» **DATA FOR THIS EXERCISE**:
──────────
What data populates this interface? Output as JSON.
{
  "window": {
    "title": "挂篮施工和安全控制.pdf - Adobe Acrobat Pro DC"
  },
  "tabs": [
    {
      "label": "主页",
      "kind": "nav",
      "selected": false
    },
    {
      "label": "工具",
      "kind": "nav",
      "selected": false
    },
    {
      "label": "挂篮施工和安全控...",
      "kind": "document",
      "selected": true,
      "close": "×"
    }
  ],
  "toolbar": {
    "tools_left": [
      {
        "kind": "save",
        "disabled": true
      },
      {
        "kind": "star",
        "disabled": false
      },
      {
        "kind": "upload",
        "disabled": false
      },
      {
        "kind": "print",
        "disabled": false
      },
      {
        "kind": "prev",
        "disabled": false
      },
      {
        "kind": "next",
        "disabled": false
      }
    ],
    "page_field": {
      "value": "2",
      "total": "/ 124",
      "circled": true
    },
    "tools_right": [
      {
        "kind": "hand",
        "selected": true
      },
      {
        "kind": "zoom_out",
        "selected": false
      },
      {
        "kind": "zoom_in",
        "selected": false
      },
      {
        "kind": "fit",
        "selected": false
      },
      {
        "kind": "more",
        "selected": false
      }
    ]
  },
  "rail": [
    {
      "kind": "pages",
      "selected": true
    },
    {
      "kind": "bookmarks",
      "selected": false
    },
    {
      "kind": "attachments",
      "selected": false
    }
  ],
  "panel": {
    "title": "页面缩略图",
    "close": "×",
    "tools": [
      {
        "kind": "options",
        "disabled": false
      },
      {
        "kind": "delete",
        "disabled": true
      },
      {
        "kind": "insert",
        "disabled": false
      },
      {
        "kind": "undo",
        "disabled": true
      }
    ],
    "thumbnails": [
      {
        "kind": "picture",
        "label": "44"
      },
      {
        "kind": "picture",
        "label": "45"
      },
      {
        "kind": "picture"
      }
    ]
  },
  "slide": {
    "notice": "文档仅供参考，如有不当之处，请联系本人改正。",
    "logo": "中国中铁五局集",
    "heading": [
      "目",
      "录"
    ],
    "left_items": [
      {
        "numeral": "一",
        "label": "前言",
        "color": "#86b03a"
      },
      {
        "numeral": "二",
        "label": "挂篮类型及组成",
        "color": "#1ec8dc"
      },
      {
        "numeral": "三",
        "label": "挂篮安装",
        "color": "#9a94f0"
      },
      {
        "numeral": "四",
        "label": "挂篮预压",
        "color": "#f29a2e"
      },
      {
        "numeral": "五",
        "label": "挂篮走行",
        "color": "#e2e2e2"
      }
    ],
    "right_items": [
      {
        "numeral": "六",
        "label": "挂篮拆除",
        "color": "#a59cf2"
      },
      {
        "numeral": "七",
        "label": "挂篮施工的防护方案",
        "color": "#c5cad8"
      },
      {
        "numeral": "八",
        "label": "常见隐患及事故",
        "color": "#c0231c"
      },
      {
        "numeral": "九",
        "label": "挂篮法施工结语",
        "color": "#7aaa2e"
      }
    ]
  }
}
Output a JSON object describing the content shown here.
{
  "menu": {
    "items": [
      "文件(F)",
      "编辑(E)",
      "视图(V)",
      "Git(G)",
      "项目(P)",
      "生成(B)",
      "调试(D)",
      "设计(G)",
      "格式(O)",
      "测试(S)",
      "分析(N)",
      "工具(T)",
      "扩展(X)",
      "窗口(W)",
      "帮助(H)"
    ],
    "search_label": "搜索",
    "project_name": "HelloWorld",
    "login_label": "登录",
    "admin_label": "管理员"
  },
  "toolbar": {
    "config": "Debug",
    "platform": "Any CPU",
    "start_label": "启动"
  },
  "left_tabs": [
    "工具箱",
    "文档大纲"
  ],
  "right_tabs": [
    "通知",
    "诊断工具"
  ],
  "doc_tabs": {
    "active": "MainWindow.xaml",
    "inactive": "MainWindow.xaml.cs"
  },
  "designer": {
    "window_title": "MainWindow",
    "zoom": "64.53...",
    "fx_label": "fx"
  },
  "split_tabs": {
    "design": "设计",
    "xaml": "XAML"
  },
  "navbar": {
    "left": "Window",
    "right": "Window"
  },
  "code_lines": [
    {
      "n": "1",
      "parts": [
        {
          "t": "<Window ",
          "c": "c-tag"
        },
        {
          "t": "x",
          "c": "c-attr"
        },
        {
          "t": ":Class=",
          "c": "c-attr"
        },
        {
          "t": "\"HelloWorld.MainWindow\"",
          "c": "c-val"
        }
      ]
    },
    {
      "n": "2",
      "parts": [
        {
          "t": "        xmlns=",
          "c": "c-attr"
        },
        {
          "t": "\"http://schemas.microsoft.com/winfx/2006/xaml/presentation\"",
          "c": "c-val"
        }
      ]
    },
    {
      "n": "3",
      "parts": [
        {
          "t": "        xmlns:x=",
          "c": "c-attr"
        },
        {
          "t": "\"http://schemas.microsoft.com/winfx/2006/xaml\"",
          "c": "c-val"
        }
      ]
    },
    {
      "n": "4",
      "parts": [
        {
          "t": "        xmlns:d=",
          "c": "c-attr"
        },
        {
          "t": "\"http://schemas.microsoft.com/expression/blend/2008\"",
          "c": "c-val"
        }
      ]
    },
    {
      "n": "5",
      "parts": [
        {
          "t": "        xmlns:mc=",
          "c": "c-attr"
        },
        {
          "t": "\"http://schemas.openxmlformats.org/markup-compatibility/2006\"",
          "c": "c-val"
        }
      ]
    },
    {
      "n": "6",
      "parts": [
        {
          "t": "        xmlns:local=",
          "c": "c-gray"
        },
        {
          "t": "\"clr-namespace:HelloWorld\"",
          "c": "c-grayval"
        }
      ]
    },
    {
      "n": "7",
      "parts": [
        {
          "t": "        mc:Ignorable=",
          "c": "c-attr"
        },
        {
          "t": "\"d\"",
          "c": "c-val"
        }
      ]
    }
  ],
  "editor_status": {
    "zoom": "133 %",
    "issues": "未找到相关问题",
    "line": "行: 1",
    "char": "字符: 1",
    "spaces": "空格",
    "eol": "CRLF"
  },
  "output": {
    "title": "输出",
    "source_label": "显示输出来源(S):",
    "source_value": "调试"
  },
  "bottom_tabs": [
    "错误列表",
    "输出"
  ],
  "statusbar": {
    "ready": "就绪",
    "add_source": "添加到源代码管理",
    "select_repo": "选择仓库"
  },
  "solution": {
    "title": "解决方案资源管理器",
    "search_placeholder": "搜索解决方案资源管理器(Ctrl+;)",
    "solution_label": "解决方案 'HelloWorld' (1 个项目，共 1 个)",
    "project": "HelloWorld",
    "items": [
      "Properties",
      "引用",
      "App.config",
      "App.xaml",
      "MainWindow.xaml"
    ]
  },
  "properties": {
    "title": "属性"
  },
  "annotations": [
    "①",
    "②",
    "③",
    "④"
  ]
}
──────────
» **PROBLEM REQUIREMENTS**: Find every line that includes the string "numeral". Report how many there are and nothing else.

» **TASK SOLUTION**: 9